▶ [Available records]
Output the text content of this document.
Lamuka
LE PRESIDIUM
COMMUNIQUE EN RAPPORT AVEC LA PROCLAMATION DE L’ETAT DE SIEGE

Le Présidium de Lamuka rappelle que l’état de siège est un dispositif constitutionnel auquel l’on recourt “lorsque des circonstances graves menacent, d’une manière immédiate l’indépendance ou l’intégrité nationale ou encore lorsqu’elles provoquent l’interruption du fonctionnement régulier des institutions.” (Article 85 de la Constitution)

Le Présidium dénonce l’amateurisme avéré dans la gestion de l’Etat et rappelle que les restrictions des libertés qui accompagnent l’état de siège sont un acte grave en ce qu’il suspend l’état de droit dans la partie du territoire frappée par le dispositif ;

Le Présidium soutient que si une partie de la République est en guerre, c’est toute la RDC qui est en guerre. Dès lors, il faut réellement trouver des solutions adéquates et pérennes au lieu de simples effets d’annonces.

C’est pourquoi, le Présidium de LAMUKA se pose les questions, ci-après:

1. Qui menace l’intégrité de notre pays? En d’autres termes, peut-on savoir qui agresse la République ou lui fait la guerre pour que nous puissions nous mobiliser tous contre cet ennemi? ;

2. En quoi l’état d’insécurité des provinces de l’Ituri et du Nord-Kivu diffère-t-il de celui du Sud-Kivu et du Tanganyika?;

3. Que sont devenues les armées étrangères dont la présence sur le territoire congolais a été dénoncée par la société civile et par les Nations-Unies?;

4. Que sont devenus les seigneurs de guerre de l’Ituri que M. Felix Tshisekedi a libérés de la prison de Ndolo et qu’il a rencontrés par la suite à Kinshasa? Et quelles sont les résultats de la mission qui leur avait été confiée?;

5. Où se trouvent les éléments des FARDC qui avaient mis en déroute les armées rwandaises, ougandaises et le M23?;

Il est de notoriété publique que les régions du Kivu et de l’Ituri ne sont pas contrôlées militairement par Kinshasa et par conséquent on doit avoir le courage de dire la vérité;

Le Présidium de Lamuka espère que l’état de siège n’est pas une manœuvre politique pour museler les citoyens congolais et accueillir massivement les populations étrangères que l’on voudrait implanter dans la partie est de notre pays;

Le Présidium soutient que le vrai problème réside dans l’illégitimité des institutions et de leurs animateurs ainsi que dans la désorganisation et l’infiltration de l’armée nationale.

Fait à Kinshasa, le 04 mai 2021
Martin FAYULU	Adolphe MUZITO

▶ [Short exercise] In the listing, find every line with the word "République" and state how many there are, nothing more.

▶ [Written solution] 2